### Raw records

— start —

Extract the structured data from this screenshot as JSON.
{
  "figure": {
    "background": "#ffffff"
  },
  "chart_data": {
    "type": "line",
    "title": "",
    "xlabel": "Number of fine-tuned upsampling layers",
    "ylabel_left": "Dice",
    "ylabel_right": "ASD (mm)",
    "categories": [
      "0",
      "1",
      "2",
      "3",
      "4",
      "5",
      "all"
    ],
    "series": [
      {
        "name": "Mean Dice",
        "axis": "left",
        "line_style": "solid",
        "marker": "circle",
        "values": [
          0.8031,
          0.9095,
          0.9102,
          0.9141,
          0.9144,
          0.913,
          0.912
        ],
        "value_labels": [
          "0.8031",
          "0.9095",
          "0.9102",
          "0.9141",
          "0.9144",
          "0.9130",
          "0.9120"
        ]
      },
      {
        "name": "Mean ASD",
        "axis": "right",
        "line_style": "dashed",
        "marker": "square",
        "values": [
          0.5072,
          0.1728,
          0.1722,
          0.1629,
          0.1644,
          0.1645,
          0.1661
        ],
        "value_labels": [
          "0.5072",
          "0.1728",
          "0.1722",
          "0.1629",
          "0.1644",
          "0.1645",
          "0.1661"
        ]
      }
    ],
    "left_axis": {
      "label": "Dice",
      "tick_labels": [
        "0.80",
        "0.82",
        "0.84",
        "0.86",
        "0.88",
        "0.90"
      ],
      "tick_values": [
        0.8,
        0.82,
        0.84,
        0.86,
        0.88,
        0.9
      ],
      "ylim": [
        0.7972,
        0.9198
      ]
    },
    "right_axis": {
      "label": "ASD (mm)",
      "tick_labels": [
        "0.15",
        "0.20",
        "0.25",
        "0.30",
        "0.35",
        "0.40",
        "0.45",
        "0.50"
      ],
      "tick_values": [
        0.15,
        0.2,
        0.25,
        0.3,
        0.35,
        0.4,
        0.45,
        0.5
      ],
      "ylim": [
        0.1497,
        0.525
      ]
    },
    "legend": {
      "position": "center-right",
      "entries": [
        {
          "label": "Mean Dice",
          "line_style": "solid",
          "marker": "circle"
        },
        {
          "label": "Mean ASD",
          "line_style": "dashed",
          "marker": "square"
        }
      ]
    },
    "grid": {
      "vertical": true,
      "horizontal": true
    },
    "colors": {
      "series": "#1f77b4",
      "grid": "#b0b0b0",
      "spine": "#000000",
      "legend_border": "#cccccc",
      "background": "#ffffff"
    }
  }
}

— end —

Exactly as written above, please repeat the entries.

### Task response
Extract the structured data from this screenshot as JSON.
{
  "figure": {
    "background": "#ffffff"
  },
  "chart_data": {
    "type": "line",
    "title": "",
    "xlabel": "Number of fine-tuned upsampling layers",
    "ylabel_left": "Dice",
    "ylabel_right": "ASD (mm)",
    "categories": [
      "0",
      "1",
      "2",
      "3",
      "4",
      "5",
      "all"
    ],
    "series": [
      {
        "name": "Mean Dice",
        "axis": "left",
        "line_style": "solid",
        "marker": "circle",
        "values": [
          0.8031,
          0.9095,
          0.9102,
          0.9141,
          0.9144,
          0.913,
          0.912
        ],
        "value_labels": [
          "0.8031",
          "0.9095",
          "0.9102",
          "0.9141",
          "0.9144",
          "0.9130",
          "0.9120"
        ]
      },
      {
        "name": "Mean ASD",
        "axis": "right",
        "line_style": "dashed",
        "marker": "square",
        "values": [
          0.5072,
          0.1728,
          0.1722,
          0.1629,
          0.1644,
          0.1645,
          0.1661
        ],
        "value_labels": [
          "0.5072",
          "0.1728",
          "0.1722",
          "0.1629",
          "0.1644",
          "0.1645",
          "0.1661"
        ]
      }
    ],
    "left_axis": {
      "label": "Dice",
      "tick_labels": [
        "0.80",
        "0.82",
        "0.84",
        "0.86",
        "0.88",
        "0.90"
      ],
      "tick_values": [
        0.8,
        0.82,
        0.84,
        0.86,
        0.88,
        0.9
      ],
      "ylim": [
        0.7972,
        0.9198
      ]
    },
    "right_axis": {
      "label": "ASD (mm)",
      "tick_labels": [
        "0.15",
        "0.20",
        "0.25",
        "0.30",
        "0.35",
        "0.40",
        "0.45",
        "0.50"
      ],
      "tick_values": [
        0.15,
        0.2,
        0.25,
        0.3,
        0.35,
        0.4,
        0.45,
        0.5
      ],
      "ylim": [
        0.1497,
        0.525
      ]
    },
    "legend": {
      "position": "center-right",
      "entries": [
        {
          "label": "Mean Dice",
          "line_style": "solid",
          "marker": "circle"
        },
        {
          "label": "Mean ASD",
          "line_style": "dashed",
          "marker": "square"
        }
      ]
    },
    "grid": {
      "vertical": true,
      "horizontal": true
    },
    "colors": {
      "series": "#1f77b4",
      "grid": "#b0b0b0",
      "spine": "#000000",
      "legend_border": "#cccccc",
      "background": "#ffffff"
    }
  }
}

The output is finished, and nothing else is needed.